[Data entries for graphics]
------
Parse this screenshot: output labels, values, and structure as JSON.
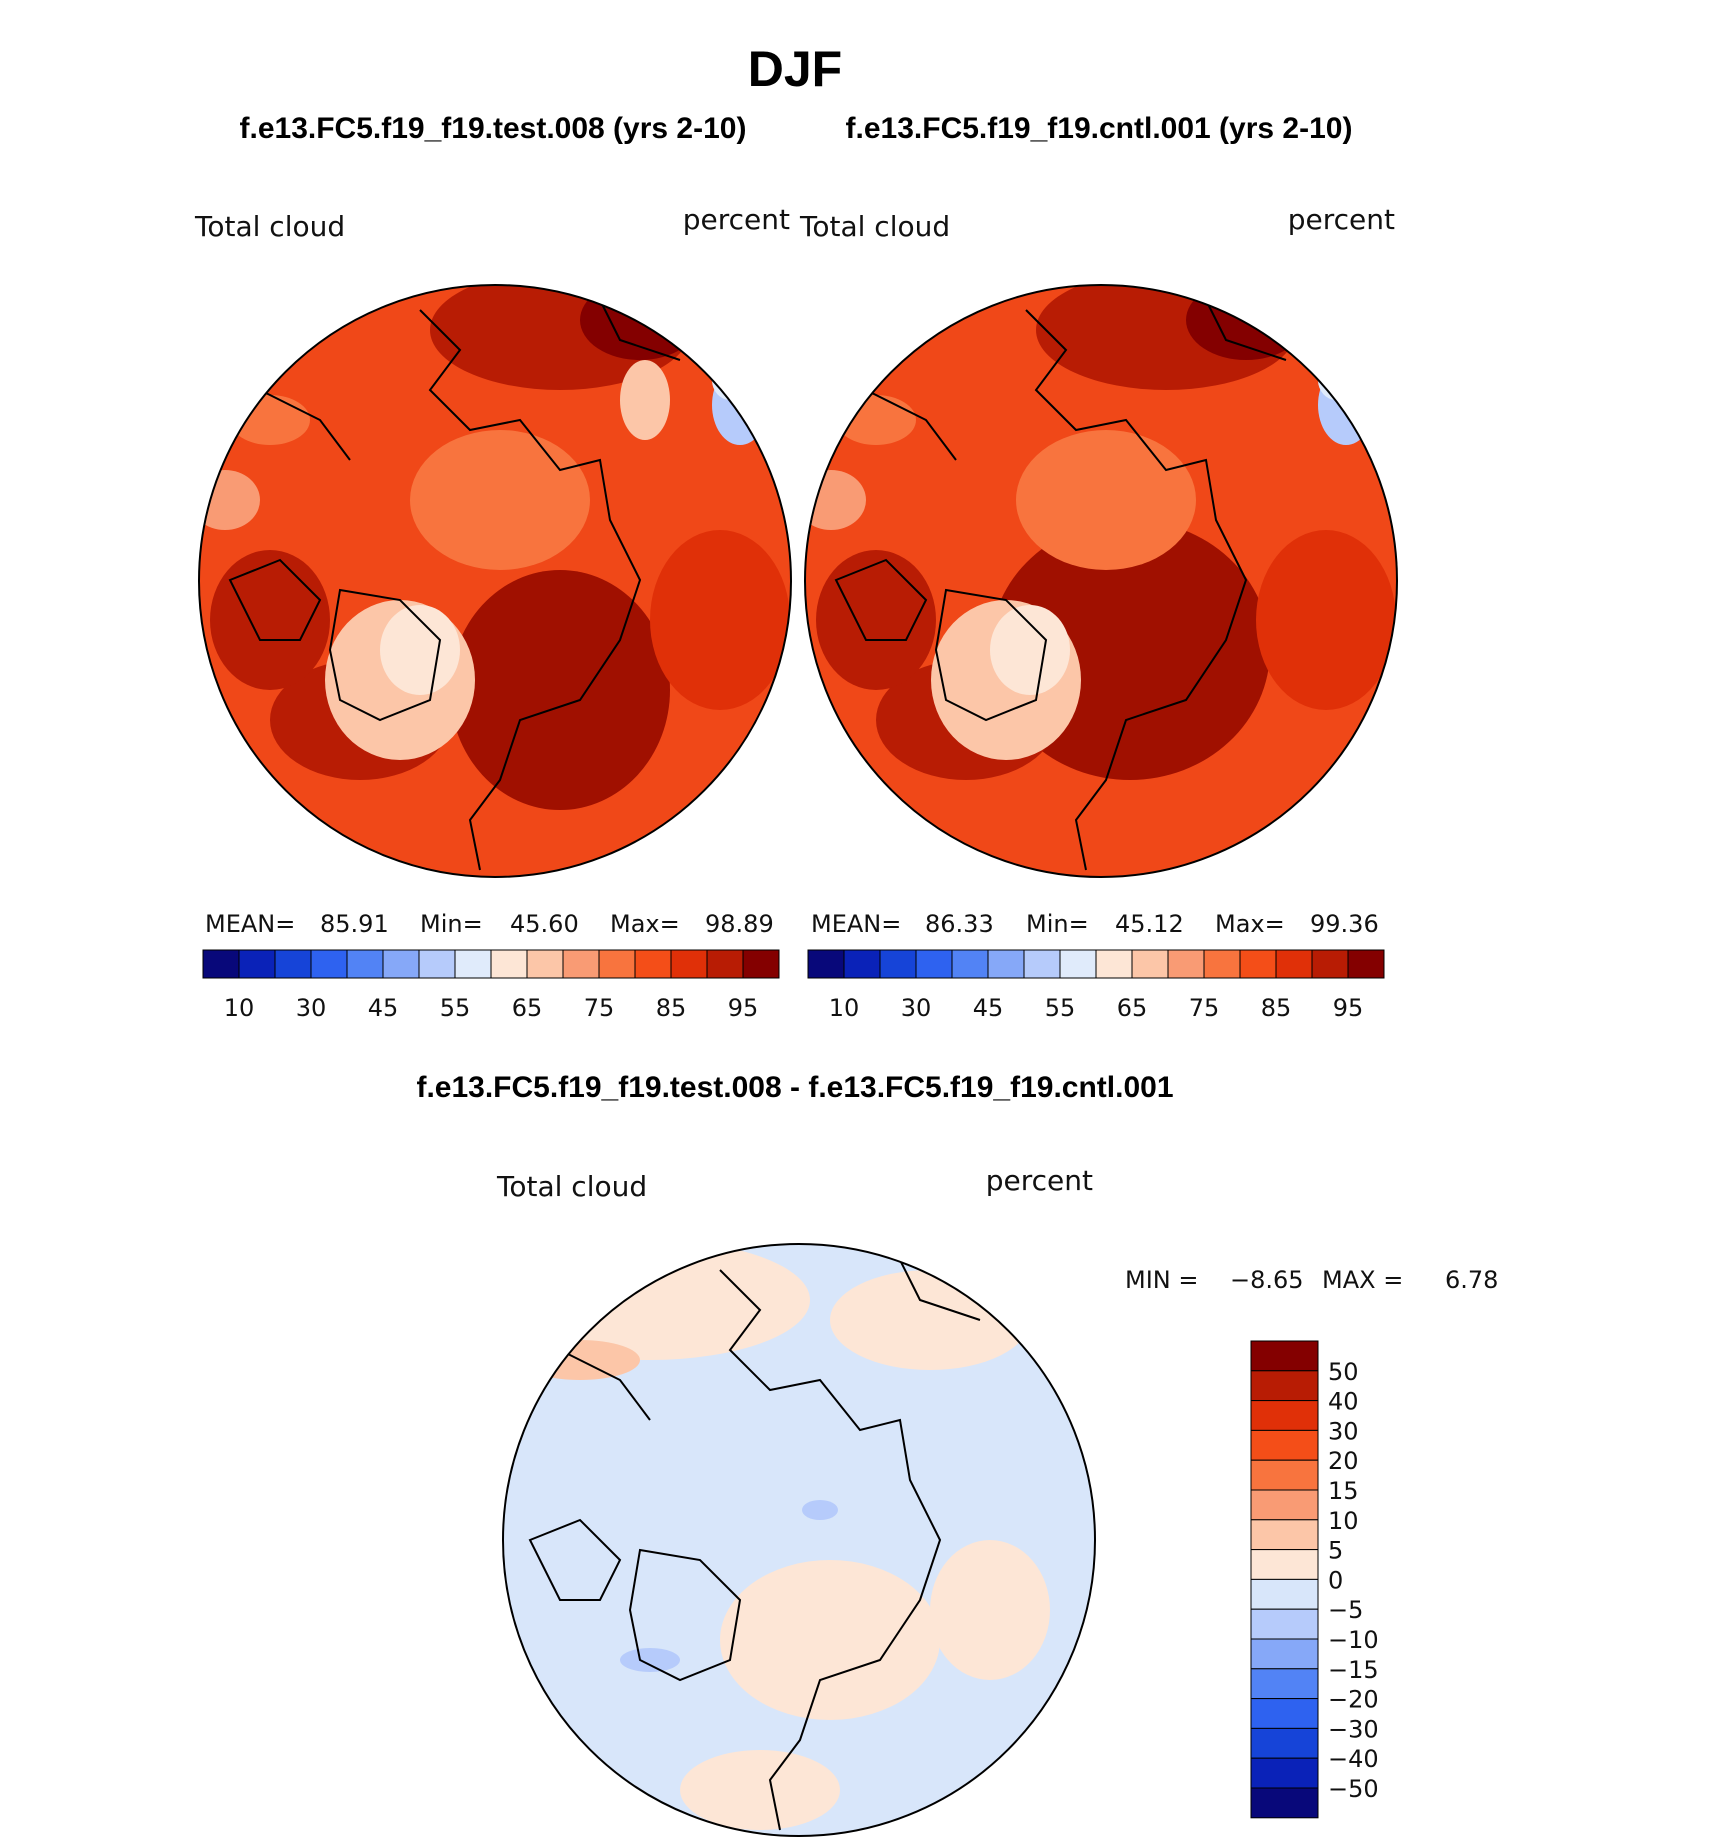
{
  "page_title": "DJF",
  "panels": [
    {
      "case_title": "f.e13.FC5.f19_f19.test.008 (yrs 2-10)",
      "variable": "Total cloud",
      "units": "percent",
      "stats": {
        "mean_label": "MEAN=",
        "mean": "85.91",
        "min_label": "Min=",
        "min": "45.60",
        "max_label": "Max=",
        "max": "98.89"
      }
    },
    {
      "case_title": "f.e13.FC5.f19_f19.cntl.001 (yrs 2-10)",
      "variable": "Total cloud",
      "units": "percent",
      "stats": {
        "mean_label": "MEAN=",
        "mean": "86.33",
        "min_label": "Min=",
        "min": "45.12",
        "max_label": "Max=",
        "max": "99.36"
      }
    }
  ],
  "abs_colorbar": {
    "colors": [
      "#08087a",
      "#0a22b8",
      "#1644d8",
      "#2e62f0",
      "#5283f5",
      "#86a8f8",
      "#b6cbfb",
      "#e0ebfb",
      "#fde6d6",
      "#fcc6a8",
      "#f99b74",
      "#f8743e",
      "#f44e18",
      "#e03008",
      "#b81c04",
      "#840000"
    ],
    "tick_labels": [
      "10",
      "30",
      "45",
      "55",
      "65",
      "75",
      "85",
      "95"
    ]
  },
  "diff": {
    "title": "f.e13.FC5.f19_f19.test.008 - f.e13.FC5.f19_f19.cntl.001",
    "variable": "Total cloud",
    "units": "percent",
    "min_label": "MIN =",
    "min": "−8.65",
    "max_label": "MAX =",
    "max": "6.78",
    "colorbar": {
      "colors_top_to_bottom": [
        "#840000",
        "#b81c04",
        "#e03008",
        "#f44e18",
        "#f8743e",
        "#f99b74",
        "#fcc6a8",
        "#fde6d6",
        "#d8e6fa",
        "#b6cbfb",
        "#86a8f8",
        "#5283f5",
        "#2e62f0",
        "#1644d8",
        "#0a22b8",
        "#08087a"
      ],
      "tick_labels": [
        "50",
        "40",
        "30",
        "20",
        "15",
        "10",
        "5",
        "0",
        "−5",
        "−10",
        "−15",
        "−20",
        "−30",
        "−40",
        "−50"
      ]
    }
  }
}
------
* What needs to be done
Set the entries down again exactly. Do not include the images.

* Exercise result
Parse this screenshot: output labels, values, and structure as JSON.
{
  "page_title": "DJF",
  "panels": [
    {
      "case_title": "f.e13.FC5.f19_f19.test.008 (yrs 2-10)",
      "variable": "Total cloud",
      "units": "percent",
      "stats": {
        "mean_label": "MEAN=",
        "mean": "85.91",
        "min_label": "Min=",
        "min": "45.60",
        "max_label": "Max=",
        "max": "98.89"
      }
    },
    {
      "case_title": "f.e13.FC5.f19_f19.cntl.001 (yrs 2-10)",
      "variable": "Total cloud",
      "units": "percent",
      "stats": {
        "mean_label": "MEAN=",
        "mean": "86.33",
        "min_label": "Min=",
        "min": "45.12",
        "max_label": "Max=",
        "max": "99.36"
      }
    }
  ],
  "abs_colorbar": {
    "colors": [
      "#08087a",
      "#0a22b8",
      "#1644d8",
      "#2e62f0",
      "#5283f5",
      "#86a8f8",
      "#b6cbfb",
      "#e0ebfb",
      "#fde6d6",
      "#fcc6a8",
      "#f99b74",
      "#f8743e",
      "#f44e18",
      "#e03008",
      "#b81c04",
      "#840000"
    ],
    "tick_labels": [
      "10",
      "30",
      "45",
      "55",
      "65",
      "75",
      "85",
      "95"
    ]
  },
  "diff": {
    "title": "f.e13.FC5.f19_f19.test.008 - f.e13.FC5.f19_f19.cntl.001",
    "variable": "Total cloud",
    "units": "percent",
    "min_label": "MIN =",
    "min": "−8.65",
    "max_label": "MAX =",
    "max": "6.78",
    "colorbar": {
      "colors_top_to_bottom": [
        "#840000",
        "#b81c04",
        "#e03008",
        "#f44e18",
        "#f8743e",
        "#f99b74",
        "#fcc6a8",
        "#fde6d6",
        "#d8e6fa",
        "#b6cbfb",
        "#86a8f8",
        "#5283f5",
        "#2e62f0",
        "#1644d8",
        "#0a22b8",
        "#08087a"
      ],
      "tick_labels": [
        "50",
        "40",
        "30",
        "20",
        "15",
        "10",
        "5",
        "0",
        "−5",
        "−10",
        "−15",
        "−20",
        "−30",
        "−40",
        "−50"
      ]
    }
  }
}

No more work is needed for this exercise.